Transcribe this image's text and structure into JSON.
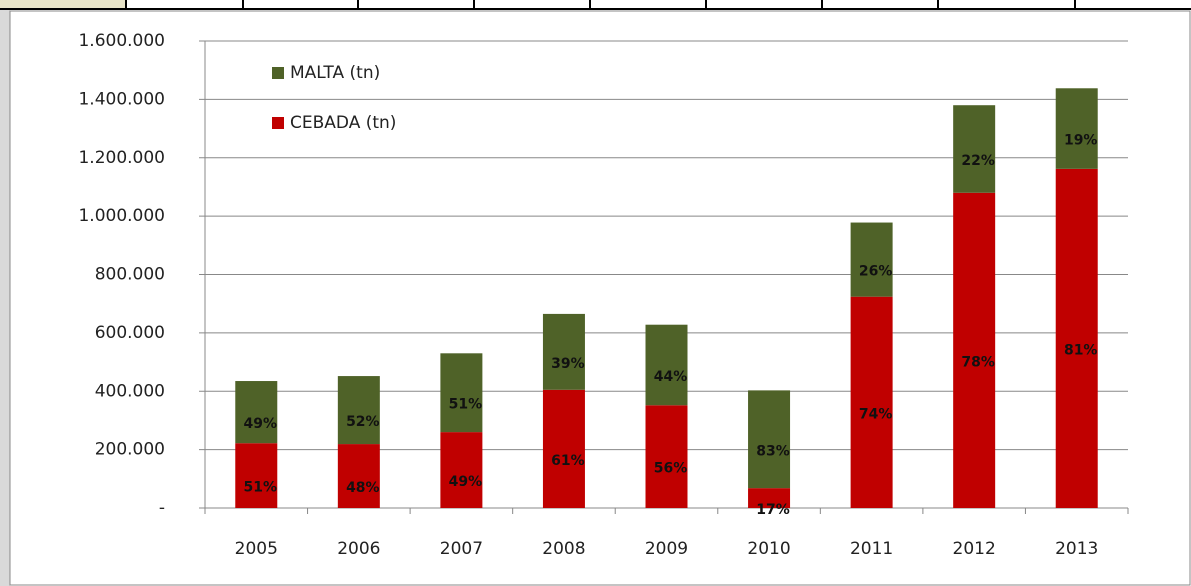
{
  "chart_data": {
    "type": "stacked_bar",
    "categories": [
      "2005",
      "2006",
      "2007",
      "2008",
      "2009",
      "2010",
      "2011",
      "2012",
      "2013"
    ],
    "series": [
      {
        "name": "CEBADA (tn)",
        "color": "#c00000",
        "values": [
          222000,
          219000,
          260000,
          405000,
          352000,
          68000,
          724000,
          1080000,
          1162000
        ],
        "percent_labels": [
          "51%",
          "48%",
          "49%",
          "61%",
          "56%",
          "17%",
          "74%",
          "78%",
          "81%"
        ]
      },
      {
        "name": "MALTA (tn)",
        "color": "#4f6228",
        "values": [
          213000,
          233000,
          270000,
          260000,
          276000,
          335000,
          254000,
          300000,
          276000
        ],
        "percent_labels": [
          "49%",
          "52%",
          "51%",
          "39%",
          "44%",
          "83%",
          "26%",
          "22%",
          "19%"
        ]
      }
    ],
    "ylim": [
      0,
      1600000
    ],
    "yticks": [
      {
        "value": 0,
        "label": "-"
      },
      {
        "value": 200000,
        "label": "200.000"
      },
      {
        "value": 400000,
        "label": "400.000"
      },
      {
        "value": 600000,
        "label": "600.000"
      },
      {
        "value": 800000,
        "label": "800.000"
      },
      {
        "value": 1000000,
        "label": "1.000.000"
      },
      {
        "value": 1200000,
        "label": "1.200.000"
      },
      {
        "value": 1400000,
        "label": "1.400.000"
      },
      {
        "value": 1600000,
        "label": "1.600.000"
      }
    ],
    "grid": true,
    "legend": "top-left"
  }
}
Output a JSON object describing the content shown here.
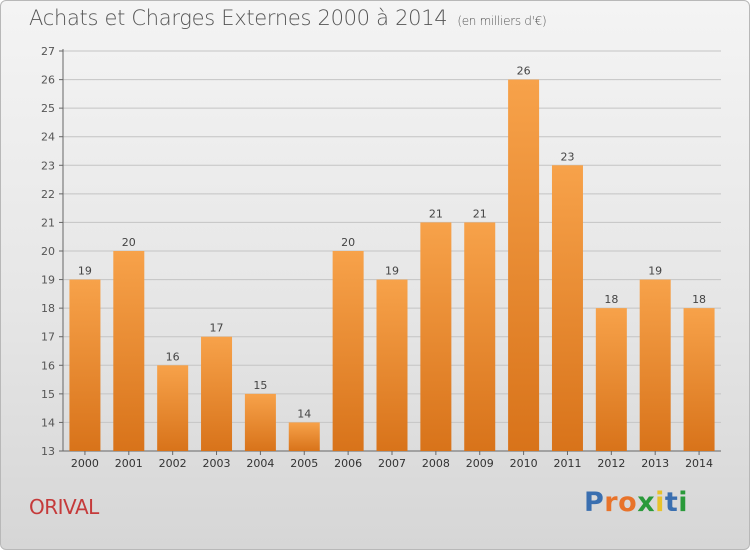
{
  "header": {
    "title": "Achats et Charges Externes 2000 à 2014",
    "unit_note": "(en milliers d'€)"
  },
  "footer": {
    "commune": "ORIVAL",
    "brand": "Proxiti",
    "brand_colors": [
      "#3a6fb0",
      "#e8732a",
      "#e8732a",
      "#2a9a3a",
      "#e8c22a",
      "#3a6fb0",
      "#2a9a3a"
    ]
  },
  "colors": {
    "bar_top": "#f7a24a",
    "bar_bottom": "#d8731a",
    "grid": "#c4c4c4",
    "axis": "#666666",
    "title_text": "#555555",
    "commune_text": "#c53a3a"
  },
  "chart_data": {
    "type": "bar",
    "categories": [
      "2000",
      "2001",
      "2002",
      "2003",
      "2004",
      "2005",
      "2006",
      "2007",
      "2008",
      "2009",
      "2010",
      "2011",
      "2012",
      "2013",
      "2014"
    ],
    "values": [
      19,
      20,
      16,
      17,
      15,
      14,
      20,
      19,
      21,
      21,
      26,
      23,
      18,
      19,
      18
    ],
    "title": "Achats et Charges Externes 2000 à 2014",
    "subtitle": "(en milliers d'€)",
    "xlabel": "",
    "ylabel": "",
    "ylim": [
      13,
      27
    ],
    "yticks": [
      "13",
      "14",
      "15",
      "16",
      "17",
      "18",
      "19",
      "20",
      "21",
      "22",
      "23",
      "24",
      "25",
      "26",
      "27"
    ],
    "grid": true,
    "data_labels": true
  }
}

◆ Short task
Retype the listing exactly. Pictures do not belong in the copy.

◆ Task answer
Transcribe this image's text and structure into JSON.
{
  "chart_data": {
    "type": "stacked_bar",
    "categories": [
      "2005",
      "2006",
      "2007",
      "2008",
      "2009",
      "2010",
      "2011",
      "2012",
      "2013"
    ],
    "series": [
      {
        "name": "CEBADA (tn)",
        "color": "#c00000",
        "values": [
          222000,
          219000,
          260000,
          405000,
          352000,
          68000,
          724000,
          1080000,
          1162000
        ],
        "percent_labels": [
          "51%",
          "48%",
          "49%",
          "61%",
          "56%",
          "17%",
          "74%",
          "78%",
          "81%"
        ]
      },
      {
        "name": "MALTA (tn)",
        "color": "#4f6228",
        "values": [
          213000,
          233000,
          270000,
          260000,
          276000,
          335000,
          254000,
          300000,
          276000
        ],
        "percent_labels": [
          "49%",
          "52%",
          "51%",
          "39%",
          "44%",
          "83%",
          "26%",
          "22%",
          "19%"
        ]
      }
    ],
    "ylim": [
      0,
      1600000
    ],
    "yticks": [
      {
        "value": 0,
        "label": "-"
      },
      {
        "value": 200000,
        "label": "200.000"
      },
      {
        "value": 400000,
        "label": "400.000"
      },
      {
        "value": 600000,
        "label": "600.000"
      },
      {
        "value": 800000,
        "label": "800.000"
      },
      {
        "value": 1000000,
        "label": "1.000.000"
      },
      {
        "value": 1200000,
        "label": "1.200.000"
      },
      {
        "value": 1400000,
        "label": "1.400.000"
      },
      {
        "value": 1600000,
        "label": "1.600.000"
      }
    ],
    "grid": true,
    "legend": "top-left"
  }
}
Output a JSON object describing the content shown here.
{
  "header": {
    "title": "Achats et Charges Externes 2000 à 2014",
    "unit_note": "(en milliers d'€)"
  },
  "footer": {
    "commune": "ORIVAL",
    "brand": "Proxiti",
    "brand_colors": [
      "#3a6fb0",
      "#e8732a",
      "#e8732a",
      "#2a9a3a",
      "#e8c22a",
      "#3a6fb0",
      "#2a9a3a"
    ]
  },
  "colors": {
    "bar_top": "#f7a24a",
    "bar_bottom": "#d8731a",
    "grid": "#c4c4c4",
    "axis": "#666666",
    "title_text": "#555555",
    "commune_text": "#c53a3a"
  },
  "chart_data": {
    "type": "bar",
    "categories": [
      "2000",
      "2001",
      "2002",
      "2003",
      "2004",
      "2005",
      "2006",
      "2007",
      "2008",
      "2009",
      "2010",
      "2011",
      "2012",
      "2013",
      "2014"
    ],
    "values": [
      19,
      20,
      16,
      17,
      15,
      14,
      20,
      19,
      21,
      21,
      26,
      23,
      18,
      19,
      18
    ],
    "title": "Achats et Charges Externes 2000 à 2014",
    "subtitle": "(en milliers d'€)",
    "xlabel": "",
    "ylabel": "",
    "ylim": [
      13,
      27
    ],
    "yticks": [
      "13",
      "14",
      "15",
      "16",
      "17",
      "18",
      "19",
      "20",
      "21",
      "22",
      "23",
      "24",
      "25",
      "26",
      "27"
    ],
    "grid": true,
    "data_labels": true
  }
}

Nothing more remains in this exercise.